From the listing that follows, extract every line and set it down unaltered.

(Data entries)
══════

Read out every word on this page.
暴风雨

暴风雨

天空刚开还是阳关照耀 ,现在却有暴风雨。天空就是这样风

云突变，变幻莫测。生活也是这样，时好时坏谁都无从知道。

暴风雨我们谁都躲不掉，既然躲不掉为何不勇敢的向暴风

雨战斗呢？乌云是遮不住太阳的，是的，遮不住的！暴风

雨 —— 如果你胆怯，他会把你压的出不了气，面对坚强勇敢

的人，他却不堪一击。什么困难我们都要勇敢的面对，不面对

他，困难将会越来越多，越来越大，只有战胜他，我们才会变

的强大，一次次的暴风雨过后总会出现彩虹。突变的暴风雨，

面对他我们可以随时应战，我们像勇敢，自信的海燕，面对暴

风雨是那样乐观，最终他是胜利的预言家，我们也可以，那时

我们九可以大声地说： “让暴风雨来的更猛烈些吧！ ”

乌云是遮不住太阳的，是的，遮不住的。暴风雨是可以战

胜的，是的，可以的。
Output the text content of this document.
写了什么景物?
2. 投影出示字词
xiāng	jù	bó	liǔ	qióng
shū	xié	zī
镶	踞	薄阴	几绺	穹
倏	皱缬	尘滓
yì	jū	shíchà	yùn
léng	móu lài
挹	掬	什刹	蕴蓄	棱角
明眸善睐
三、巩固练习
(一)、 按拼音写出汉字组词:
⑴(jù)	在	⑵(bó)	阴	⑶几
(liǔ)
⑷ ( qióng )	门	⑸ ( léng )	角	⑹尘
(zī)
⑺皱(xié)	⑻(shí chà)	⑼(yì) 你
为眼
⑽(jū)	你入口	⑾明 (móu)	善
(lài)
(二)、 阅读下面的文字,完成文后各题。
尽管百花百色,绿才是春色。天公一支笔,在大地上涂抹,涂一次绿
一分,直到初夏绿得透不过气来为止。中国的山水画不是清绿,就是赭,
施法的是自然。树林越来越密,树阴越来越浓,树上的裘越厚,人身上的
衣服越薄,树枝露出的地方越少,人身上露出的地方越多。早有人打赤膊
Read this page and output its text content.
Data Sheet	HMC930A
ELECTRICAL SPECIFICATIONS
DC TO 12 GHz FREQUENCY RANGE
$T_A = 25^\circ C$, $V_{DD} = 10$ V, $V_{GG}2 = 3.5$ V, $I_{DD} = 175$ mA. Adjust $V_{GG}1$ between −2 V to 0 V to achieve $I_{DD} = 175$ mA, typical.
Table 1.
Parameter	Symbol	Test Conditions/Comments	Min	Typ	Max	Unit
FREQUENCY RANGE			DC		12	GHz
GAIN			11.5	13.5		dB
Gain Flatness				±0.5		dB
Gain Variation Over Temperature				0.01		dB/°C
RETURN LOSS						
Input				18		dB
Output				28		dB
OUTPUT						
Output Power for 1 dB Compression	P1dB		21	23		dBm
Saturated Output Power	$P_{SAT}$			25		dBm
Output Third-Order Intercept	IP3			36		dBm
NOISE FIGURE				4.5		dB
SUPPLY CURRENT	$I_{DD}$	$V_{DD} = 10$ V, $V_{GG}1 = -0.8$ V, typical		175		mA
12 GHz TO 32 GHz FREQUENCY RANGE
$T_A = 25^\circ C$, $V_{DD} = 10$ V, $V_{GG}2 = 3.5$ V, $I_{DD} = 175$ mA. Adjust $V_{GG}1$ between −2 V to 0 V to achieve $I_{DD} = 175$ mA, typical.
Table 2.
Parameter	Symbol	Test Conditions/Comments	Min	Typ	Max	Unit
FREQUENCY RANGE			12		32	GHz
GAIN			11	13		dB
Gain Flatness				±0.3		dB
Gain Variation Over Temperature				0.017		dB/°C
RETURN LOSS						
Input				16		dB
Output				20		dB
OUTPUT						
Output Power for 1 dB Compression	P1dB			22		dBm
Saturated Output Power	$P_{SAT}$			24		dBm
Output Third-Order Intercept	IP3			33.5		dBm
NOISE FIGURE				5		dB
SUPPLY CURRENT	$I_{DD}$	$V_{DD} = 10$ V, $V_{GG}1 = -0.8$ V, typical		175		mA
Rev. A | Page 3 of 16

══════

§ COMPLETE OUTPUT:
Read out every word on this page.
暴风雨

暴风雨

天空刚开还是阳关照耀 ,现在却有暴风雨。天空就是这样风

云突变，变幻莫测。生活也是这样，时好时坏谁都无从知道。

暴风雨我们谁都躲不掉，既然躲不掉为何不勇敢的向暴风

雨战斗呢？乌云是遮不住太阳的，是的，遮不住的！暴风

雨 —— 如果你胆怯，他会把你压的出不了气，面对坚强勇敢

的人，他却不堪一击。什么困难我们都要勇敢的面对，不面对

他，困难将会越来越多，越来越大，只有战胜他，我们才会变

的强大，一次次的暴风雨过后总会出现彩虹。突变的暴风雨，

面对他我们可以随时应战，我们像勇敢，自信的海燕，面对暴

风雨是那样乐观，最终他是胜利的预言家，我们也可以，那时

我们九可以大声地说： “让暴风雨来的更猛烈些吧！ ”

乌云是遮不住太阳的，是的，遮不住的。暴风雨是可以战

胜的，是的，可以的。
Output the text content of this document.
写了什么景物?
2. 投影出示字词
xiāng	jù	bó	liǔ	qióng
shū	xié	zī
镶	踞	薄阴	几绺	穹
倏	皱缬	尘滓
yì	jū	shíchà	yùn
léng	móu lài
挹	掬	什刹	蕴蓄	棱角
明眸善睐
三、巩固练习
(一)、 按拼音写出汉字组词:
⑴(jù)	在	⑵(bó)	阴	⑶几
(liǔ)
⑷ ( qióng )	门	⑸ ( léng )	角	⑹尘
(zī)
⑺皱(xié)	⑻(shí chà)	⑼(yì) 你
为眼
⑽(jū)	你入口	⑾明 (móu)	善
(lài)
(二)、 阅读下面的文字,完成文后各题。
尽管百花百色,绿才是春色。天公一支笔,在大地上涂抹,涂一次绿
一分,直到初夏绿得透不过气来为止。中国的山水画不是清绿,就是赭,
施法的是自然。树林越来越密,树阴越来越浓,树上的裘越厚,人身上的
衣服越薄,树枝露出的地方越少,人身上露出的地方越多。早有人打赤膊
Read this page and output its text content.
Data Sheet	HMC930A
ELECTRICAL SPECIFICATIONS
DC TO 12 GHz FREQUENCY RANGE
$T_A = 25^\circ C$, $V_{DD} = 10$ V, $V_{GG}2 = 3.5$ V, $I_{DD} = 175$ mA. Adjust $V_{GG}1$ between −2 V to 0 V to achieve $I_{DD} = 175$ mA, typical.
Table 1.
Parameter	Symbol	Test Conditions/Comments	Min	Typ	Max	Unit
FREQUENCY RANGE			DC		12	GHz
GAIN			11.5	13.5		dB
Gain Flatness				±0.5		dB
Gain Variation Over Temperature				0.01		dB/°C
RETURN LOSS						
Input				18		dB
Output				28		dB
OUTPUT						
Output Power for 1 dB Compression	P1dB		21	23		dBm
Saturated Output Power	$P_{SAT}$			25		dBm
Output Third-Order Intercept	IP3			36		dBm
NOISE FIGURE				4.5		dB
SUPPLY CURRENT	$I_{DD}$	$V_{DD} = 10$ V, $V_{GG}1 = -0.8$ V, typical		175		mA
12 GHz TO 32 GHz FREQUENCY RANGE
$T_A = 25^\circ C$, $V_{DD} = 10$ V, $V_{GG}2 = 3.5$ V, $I_{DD} = 175$ mA. Adjust $V_{GG}1$ between −2 V to 0 V to achieve $I_{DD} = 175$ mA, typical.
Table 2.
Parameter	Symbol	Test Conditions/Comments	Min	Typ	Max	Unit
FREQUENCY RANGE			12		32	GHz
GAIN			11	13		dB
Gain Flatness				±0.3		dB
Gain Variation Over Temperature				0.017		dB/°C
RETURN LOSS						
Input				16		dB
Output				20		dB
OUTPUT						
Output Power for 1 dB Compression	P1dB			22		dBm
Saturated Output Power	$P_{SAT}$			24		dBm
Output Third-Order Intercept	IP3			33.5		dBm
NOISE FIGURE				5		dB
SUPPLY CURRENT	$I_{DD}$	$V_{DD} = 10$ V, $V_{GG}1 = -0.8$ V, typical		175		mA
Rev. A | Page 3 of 16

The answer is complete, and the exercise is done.